TO BE DONE :: Copy out the lines of the items word for word, starting at the line that contains "description-line-1: Windows 将根据你所输入的名称，为你打开相应的程序、" and stopping after the line that contains "run-app-icon bbox=[16, 65, 48, 91]".

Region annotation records
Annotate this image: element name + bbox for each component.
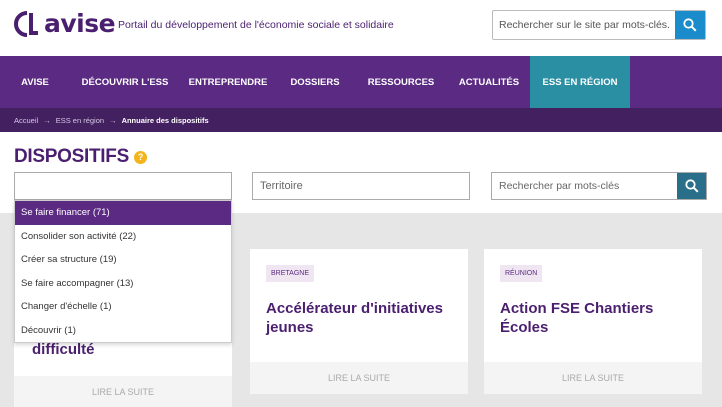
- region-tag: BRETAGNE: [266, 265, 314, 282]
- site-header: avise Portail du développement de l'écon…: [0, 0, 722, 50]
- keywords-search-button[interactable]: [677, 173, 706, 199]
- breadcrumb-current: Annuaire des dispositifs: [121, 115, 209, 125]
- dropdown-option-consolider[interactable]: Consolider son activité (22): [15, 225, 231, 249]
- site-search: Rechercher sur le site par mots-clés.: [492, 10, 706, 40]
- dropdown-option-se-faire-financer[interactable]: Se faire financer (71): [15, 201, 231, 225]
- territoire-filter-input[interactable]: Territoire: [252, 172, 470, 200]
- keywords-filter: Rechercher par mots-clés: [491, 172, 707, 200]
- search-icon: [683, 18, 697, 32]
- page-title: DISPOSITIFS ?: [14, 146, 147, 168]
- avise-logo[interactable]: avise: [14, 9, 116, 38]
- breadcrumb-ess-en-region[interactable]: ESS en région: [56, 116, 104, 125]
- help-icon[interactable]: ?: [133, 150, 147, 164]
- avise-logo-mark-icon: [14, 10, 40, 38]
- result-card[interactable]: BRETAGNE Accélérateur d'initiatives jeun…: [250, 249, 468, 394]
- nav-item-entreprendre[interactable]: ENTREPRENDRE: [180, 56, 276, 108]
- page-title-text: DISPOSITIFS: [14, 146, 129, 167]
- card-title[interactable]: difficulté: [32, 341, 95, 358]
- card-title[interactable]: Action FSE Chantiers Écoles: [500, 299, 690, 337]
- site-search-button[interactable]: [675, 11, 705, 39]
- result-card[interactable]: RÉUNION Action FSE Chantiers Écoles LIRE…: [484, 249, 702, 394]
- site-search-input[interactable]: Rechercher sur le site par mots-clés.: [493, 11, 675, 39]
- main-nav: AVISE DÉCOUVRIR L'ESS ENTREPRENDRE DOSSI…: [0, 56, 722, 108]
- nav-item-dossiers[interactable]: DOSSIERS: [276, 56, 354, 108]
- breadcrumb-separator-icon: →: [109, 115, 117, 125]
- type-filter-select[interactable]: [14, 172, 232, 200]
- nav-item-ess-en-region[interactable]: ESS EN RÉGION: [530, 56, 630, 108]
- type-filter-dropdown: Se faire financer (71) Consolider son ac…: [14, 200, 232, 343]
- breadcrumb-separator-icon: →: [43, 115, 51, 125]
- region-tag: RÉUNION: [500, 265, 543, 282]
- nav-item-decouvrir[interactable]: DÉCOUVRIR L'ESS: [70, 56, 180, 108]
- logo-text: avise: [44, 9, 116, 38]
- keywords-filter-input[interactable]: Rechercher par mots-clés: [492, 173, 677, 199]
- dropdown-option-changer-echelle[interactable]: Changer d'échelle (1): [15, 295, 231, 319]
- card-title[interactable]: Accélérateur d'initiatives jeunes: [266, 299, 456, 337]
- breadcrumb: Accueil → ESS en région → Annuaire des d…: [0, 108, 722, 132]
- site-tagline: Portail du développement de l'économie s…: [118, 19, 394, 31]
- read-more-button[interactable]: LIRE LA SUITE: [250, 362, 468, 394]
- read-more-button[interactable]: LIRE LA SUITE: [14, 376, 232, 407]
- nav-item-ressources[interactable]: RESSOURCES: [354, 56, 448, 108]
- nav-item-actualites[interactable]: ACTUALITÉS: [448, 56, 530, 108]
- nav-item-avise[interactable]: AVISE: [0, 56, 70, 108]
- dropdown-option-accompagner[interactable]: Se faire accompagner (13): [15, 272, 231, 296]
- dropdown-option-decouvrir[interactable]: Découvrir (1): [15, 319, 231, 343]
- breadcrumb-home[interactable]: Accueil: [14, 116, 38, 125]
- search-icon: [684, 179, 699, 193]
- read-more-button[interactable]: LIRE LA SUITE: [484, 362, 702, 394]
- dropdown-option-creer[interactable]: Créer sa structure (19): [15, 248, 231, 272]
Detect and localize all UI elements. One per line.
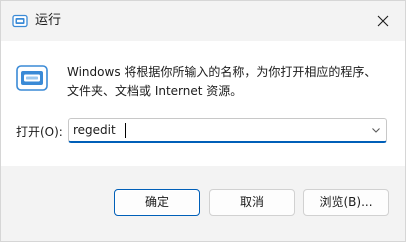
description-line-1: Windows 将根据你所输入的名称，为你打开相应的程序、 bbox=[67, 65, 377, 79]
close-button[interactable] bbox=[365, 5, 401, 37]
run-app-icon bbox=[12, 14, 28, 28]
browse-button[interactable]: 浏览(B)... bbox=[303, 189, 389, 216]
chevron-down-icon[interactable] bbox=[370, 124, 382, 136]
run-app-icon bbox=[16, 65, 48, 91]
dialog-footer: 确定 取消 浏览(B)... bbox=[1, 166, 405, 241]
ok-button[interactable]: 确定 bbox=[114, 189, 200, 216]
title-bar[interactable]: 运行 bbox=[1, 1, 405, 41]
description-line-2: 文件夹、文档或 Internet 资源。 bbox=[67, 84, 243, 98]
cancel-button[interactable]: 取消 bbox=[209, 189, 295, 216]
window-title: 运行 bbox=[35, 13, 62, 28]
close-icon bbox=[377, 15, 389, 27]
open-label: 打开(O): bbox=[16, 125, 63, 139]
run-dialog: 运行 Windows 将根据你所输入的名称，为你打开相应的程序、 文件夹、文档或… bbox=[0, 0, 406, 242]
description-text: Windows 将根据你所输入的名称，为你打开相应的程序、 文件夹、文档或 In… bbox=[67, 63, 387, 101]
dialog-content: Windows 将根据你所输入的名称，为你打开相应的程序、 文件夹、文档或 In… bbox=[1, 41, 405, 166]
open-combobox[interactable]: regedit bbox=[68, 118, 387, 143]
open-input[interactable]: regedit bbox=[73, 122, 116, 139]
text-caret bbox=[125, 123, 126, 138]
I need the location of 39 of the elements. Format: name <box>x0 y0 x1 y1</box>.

REPLY TO THE TASK ::
description-line-1: Windows 将根据你所输入的名称，为你打开相应的程序、 bbox=[67, 65, 377, 79]
close-button[interactable] bbox=[365, 5, 401, 37]
run-app-icon bbox=[12, 14, 28, 28]
browse-button[interactable]: 浏览(B)... bbox=[303, 189, 389, 216]
chevron-down-icon[interactable] bbox=[370, 124, 382, 136]
run-app-icon bbox=[16, 65, 48, 91]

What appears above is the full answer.